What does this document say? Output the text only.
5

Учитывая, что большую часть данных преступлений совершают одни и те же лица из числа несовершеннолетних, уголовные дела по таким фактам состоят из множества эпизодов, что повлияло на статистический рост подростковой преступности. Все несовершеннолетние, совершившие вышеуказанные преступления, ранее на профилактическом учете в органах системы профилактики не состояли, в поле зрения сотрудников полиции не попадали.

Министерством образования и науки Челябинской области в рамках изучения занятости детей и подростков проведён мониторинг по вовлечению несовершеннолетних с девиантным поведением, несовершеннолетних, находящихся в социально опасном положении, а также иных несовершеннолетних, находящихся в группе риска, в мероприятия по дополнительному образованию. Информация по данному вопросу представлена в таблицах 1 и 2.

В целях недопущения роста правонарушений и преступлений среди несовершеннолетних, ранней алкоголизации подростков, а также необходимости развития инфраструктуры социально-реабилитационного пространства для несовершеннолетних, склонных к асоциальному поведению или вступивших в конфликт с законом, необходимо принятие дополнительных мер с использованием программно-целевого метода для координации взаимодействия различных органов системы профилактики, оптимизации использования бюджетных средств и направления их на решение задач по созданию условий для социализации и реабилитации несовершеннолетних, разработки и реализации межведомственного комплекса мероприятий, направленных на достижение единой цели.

+===+

What is being asked »
Send back each record exactly as it stands.

Answer to this exercise »
What does this document say? Output the text only.
5

Учитывая, что большую часть данных преступлений совершают одни и те же лица из числа несовершеннолетних, уголовные дела по таким фактам состоят из множества эпизодов, что повлияло на статистический рост подростковой преступности. Все несовершеннолетние, совершившие вышеуказанные преступления, ранее на профилактическом учете в органах системы профилактики не состояли, в поле зрения сотрудников полиции не попадали.

Министерством образования и науки Челябинской области в рамках изучения занятости детей и подростков проведён мониторинг по вовлечению несовершеннолетних с девиантным поведением, несовершеннолетних, находящихся в социально опасном положении, а также иных несовершеннолетних, находящихся в группе риска, в мероприятия по дополнительному образованию. Информация по данному вопросу представлена в таблицах 1 и 2.

В целях недопущения роста правонарушений и преступлений среди несовершеннолетних, ранней алкоголизации подростков, а также необходимости развития инфраструктуры социально-реабилитационного пространства для несовершеннолетних, склонных к асоциальному поведению или вступивших в конфликт с законом, необходимо принятие дополнительных мер с использованием программно-целевого метода для координации взаимодействия различных органов системы профилактики, оптимизации использования бюджетных средств и направления их на решение задач по созданию условий для социализации и реабилитации несовершеннолетних, разработки и реализации межведомственного комплекса мероприятий, направленных на достижение единой цели.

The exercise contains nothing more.